Short task – Take each line containing "into" and report it exactly as written.

Information provided –
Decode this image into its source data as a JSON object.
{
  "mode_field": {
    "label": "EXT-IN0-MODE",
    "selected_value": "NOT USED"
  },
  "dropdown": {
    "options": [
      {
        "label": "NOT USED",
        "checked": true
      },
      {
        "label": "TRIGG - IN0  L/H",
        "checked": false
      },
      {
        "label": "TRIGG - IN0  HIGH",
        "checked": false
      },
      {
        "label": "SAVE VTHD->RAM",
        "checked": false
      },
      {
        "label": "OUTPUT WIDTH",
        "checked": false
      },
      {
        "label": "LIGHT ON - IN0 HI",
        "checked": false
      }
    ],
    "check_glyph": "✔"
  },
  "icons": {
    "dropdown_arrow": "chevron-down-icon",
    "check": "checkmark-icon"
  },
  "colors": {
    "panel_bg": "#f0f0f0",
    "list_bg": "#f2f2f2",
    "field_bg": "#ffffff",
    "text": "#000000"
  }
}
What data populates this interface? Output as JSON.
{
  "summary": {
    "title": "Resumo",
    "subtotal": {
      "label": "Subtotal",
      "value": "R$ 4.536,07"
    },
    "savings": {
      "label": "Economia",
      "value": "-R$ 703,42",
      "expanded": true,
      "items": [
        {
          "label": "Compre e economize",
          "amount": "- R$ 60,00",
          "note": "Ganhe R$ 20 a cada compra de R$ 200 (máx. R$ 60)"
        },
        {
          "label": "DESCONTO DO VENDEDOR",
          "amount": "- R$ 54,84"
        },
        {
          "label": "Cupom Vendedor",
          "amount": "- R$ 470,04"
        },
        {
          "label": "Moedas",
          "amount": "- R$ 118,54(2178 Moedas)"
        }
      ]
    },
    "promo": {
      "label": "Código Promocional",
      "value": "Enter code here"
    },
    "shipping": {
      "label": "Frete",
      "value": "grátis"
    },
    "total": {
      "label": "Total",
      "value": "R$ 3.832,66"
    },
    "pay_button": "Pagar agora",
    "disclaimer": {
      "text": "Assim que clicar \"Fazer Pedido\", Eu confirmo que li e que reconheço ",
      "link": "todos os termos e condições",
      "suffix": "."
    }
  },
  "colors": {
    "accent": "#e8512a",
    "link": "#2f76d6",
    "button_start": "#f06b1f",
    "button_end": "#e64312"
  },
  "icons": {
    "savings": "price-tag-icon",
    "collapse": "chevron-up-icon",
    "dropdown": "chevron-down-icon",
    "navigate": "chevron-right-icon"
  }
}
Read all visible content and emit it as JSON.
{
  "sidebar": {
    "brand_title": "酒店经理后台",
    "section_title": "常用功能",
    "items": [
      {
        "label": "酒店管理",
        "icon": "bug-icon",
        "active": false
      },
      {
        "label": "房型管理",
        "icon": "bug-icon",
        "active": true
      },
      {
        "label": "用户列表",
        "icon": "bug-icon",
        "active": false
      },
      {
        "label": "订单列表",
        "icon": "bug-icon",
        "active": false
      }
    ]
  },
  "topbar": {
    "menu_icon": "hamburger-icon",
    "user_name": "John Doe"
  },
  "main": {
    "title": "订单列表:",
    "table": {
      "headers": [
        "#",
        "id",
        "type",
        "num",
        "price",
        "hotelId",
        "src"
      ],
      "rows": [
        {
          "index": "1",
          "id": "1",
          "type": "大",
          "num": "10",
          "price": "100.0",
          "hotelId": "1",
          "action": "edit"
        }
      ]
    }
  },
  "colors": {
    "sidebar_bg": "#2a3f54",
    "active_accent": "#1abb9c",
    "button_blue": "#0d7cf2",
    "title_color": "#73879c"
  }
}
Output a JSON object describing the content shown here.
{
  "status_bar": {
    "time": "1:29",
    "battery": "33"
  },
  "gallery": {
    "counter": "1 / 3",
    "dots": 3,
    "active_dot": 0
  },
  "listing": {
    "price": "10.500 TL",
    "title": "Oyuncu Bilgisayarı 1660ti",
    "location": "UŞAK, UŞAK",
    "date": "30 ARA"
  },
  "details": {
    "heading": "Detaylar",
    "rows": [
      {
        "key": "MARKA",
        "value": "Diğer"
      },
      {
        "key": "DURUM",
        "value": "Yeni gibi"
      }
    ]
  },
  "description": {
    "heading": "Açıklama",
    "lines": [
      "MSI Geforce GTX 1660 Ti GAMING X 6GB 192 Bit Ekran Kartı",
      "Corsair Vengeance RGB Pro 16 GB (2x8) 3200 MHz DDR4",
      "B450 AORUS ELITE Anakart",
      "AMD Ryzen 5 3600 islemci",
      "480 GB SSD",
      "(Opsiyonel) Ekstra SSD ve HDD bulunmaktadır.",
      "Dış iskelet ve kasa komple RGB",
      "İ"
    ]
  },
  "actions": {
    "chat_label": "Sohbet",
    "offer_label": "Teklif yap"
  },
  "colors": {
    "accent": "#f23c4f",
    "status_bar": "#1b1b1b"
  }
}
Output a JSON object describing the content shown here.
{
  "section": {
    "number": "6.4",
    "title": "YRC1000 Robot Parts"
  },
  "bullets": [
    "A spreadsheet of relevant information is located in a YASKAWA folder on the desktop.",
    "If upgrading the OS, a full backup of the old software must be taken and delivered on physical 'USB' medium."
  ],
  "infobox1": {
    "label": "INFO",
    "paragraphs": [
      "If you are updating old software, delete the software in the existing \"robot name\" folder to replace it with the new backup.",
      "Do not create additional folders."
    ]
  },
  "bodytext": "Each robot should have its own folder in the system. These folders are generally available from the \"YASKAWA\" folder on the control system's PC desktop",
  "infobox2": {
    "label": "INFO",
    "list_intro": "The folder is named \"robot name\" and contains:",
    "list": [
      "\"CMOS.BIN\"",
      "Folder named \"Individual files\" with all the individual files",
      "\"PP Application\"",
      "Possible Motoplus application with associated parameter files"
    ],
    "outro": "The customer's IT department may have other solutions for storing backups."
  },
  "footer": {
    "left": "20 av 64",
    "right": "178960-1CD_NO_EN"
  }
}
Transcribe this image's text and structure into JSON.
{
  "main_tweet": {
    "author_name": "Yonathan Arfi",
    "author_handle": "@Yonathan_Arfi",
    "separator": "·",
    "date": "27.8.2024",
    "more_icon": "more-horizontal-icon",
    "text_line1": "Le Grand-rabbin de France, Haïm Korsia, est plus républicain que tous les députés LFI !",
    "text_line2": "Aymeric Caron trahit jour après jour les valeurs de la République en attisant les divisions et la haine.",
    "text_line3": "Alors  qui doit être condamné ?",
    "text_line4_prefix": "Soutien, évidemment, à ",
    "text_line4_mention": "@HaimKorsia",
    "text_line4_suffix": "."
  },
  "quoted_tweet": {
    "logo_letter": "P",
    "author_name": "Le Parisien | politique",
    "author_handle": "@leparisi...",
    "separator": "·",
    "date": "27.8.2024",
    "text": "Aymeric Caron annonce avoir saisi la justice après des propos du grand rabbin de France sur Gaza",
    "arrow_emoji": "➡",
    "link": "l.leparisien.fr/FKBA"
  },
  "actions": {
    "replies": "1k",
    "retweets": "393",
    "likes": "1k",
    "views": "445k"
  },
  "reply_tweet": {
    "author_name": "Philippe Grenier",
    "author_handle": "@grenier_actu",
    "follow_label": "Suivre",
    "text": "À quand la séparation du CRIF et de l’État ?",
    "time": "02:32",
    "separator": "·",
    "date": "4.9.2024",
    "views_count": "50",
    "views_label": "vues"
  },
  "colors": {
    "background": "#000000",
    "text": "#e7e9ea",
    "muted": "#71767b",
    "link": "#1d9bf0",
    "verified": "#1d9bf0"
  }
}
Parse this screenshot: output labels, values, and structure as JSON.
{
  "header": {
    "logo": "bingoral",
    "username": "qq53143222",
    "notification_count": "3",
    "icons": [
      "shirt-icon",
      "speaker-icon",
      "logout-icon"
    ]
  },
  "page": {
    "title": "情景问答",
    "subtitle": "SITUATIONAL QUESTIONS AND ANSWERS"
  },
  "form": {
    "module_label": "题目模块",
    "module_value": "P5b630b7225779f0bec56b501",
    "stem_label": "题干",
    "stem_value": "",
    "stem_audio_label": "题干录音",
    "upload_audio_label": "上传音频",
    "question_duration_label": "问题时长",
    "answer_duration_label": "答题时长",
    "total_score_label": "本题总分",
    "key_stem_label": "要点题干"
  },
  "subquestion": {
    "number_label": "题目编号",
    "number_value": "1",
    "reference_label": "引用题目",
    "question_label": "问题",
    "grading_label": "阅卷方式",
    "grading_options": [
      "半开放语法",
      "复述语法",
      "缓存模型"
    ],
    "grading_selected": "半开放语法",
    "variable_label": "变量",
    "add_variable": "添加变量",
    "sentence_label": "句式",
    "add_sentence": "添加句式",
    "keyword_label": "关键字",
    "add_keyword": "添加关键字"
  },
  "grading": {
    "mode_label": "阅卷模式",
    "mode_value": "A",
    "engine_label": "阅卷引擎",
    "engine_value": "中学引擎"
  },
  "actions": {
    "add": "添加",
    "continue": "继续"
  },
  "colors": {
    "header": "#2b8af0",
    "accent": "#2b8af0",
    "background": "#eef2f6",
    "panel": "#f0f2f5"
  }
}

Solution to this task –
Decode this image into its source data as a JSON object.
Transcribe this image's text and structure into JSON.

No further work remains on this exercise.